#### Exercise task:
Omit all images. Transcribe the rest of the material below exactly.

#### Input for this task:
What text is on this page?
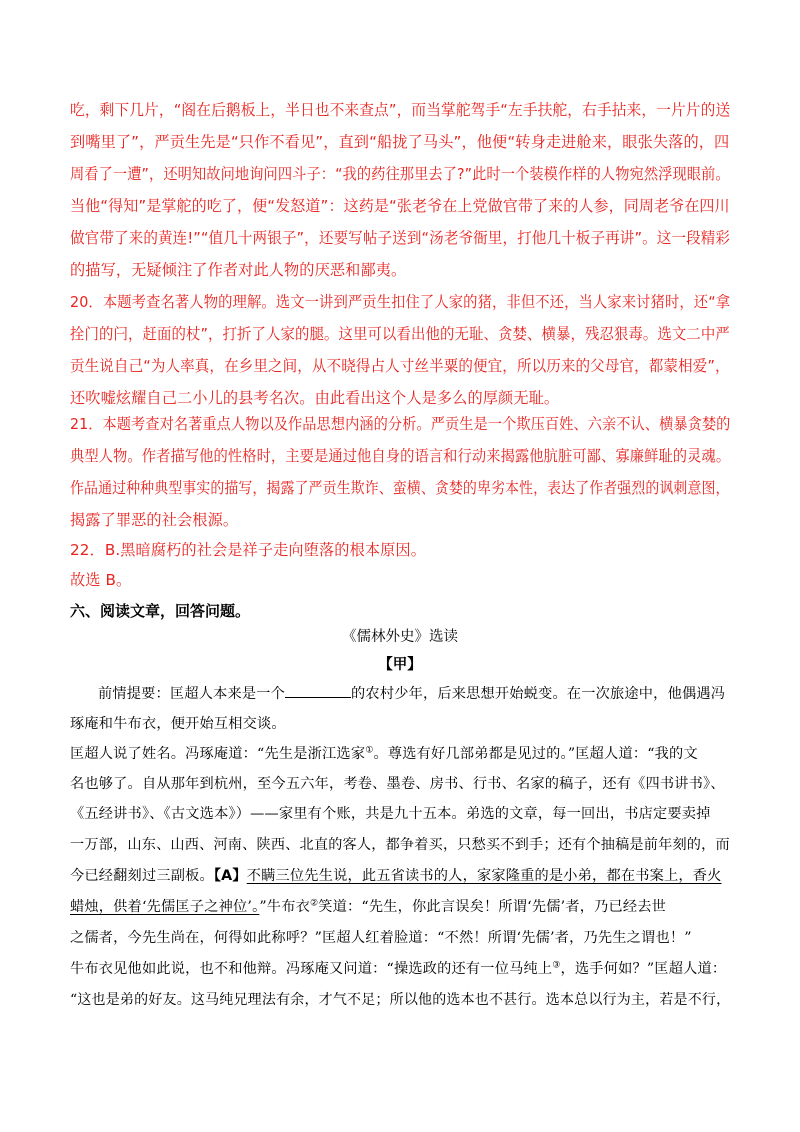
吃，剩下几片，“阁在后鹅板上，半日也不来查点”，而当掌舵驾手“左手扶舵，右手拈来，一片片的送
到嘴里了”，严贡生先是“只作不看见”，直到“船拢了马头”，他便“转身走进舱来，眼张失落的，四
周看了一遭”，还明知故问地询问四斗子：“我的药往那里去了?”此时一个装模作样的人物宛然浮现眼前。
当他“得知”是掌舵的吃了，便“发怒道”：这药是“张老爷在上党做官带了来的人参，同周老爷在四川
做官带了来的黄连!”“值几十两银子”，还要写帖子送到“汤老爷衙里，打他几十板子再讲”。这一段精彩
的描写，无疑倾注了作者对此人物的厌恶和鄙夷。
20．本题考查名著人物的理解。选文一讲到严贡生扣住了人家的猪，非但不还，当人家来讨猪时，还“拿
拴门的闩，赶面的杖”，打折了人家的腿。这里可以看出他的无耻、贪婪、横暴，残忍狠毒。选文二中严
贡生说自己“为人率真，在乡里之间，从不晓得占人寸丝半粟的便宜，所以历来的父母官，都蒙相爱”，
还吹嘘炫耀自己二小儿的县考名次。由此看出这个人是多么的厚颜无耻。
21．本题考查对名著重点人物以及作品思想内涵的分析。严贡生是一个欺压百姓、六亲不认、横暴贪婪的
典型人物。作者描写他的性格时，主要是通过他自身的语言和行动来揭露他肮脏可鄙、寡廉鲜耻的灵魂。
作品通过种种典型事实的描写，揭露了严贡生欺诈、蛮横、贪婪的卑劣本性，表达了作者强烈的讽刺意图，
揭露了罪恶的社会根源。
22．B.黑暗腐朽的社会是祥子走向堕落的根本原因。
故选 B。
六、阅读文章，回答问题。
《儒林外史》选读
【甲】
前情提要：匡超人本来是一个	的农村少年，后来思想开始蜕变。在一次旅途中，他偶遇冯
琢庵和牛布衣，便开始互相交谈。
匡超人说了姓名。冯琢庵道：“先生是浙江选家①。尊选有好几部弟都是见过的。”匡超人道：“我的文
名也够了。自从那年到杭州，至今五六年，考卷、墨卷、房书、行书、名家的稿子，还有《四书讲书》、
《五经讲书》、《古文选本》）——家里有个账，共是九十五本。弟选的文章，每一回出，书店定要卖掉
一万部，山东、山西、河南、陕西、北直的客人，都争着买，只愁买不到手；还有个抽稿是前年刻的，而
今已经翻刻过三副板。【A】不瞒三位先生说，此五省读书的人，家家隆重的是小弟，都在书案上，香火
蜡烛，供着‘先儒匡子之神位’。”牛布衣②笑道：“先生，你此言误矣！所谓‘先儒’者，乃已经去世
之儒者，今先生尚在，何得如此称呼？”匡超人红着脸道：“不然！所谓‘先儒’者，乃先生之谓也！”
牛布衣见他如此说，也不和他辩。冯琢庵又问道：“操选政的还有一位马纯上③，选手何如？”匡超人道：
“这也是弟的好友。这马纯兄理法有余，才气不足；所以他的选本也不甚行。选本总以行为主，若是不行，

#### Written answer:
What text is on this page?
吃，剩下几片，“阁在后鹅板上，半日也不来查点”，而当掌舵驾手“左手扶舵，右手拈来，一片片的送
到嘴里了”，严贡生先是“只作不看见”，直到“船拢了马头”，他便“转身走进舱来，眼张失落的，四
周看了一遭”，还明知故问地询问四斗子：“我的药往那里去了?”此时一个装模作样的人物宛然浮现眼前。
当他“得知”是掌舵的吃了，便“发怒道”：这药是“张老爷在上党做官带了来的人参，同周老爷在四川
做官带了来的黄连!”“值几十两银子”，还要写帖子送到“汤老爷衙里，打他几十板子再讲”。这一段精彩
的描写，无疑倾注了作者对此人物的厌恶和鄙夷。
20．本题考查名著人物的理解。选文一讲到严贡生扣住了人家的猪，非但不还，当人家来讨猪时，还“拿
拴门的闩，赶面的杖”，打折了人家的腿。这里可以看出他的无耻、贪婪、横暴，残忍狠毒。选文二中严
贡生说自己“为人率真，在乡里之间，从不晓得占人寸丝半粟的便宜，所以历来的父母官，都蒙相爱”，
还吹嘘炫耀自己二小儿的县考名次。由此看出这个人是多么的厚颜无耻。
21．本题考查对名著重点人物以及作品思想内涵的分析。严贡生是一个欺压百姓、六亲不认、横暴贪婪的
典型人物。作者描写他的性格时，主要是通过他自身的语言和行动来揭露他肮脏可鄙、寡廉鲜耻的灵魂。
作品通过种种典型事实的描写，揭露了严贡生欺诈、蛮横、贪婪的卑劣本性，表达了作者强烈的讽刺意图，
揭露了罪恶的社会根源。
22．B.黑暗腐朽的社会是祥子走向堕落的根本原因。
故选 B。
六、阅读文章，回答问题。
《儒林外史》选读
【甲】
前情提要：匡超人本来是一个	的农村少年，后来思想开始蜕变。在一次旅途中，他偶遇冯
琢庵和牛布衣，便开始互相交谈。
匡超人说了姓名。冯琢庵道：“先生是浙江选家①。尊选有好几部弟都是见过的。”匡超人道：“我的文
名也够了。自从那年到杭州，至今五六年，考卷、墨卷、房书、行书、名家的稿子，还有《四书讲书》、
《五经讲书》、《古文选本》）——家里有个账，共是九十五本。弟选的文章，每一回出，书店定要卖掉
一万部，山东、山西、河南、陕西、北直的客人，都争着买，只愁买不到手；还有个抽稿是前年刻的，而
今已经翻刻过三副板。【A】不瞒三位先生说，此五省读书的人，家家隆重的是小弟，都在书案上，香火
蜡烛，供着‘先儒匡子之神位’。”牛布衣②笑道：“先生，你此言误矣！所谓‘先儒’者，乃已经去世
之儒者，今先生尚在，何得如此称呼？”匡超人红着脸道：“不然！所谓‘先儒’者，乃先生之谓也！”
牛布衣见他如此说，也不和他辩。冯琢庵又问道：“操选政的还有一位马纯上③，选手何如？”匡超人道：
“这也是弟的好友。这马纯兄理法有余，才气不足；所以他的选本也不甚行。选本总以行为主，若是不行，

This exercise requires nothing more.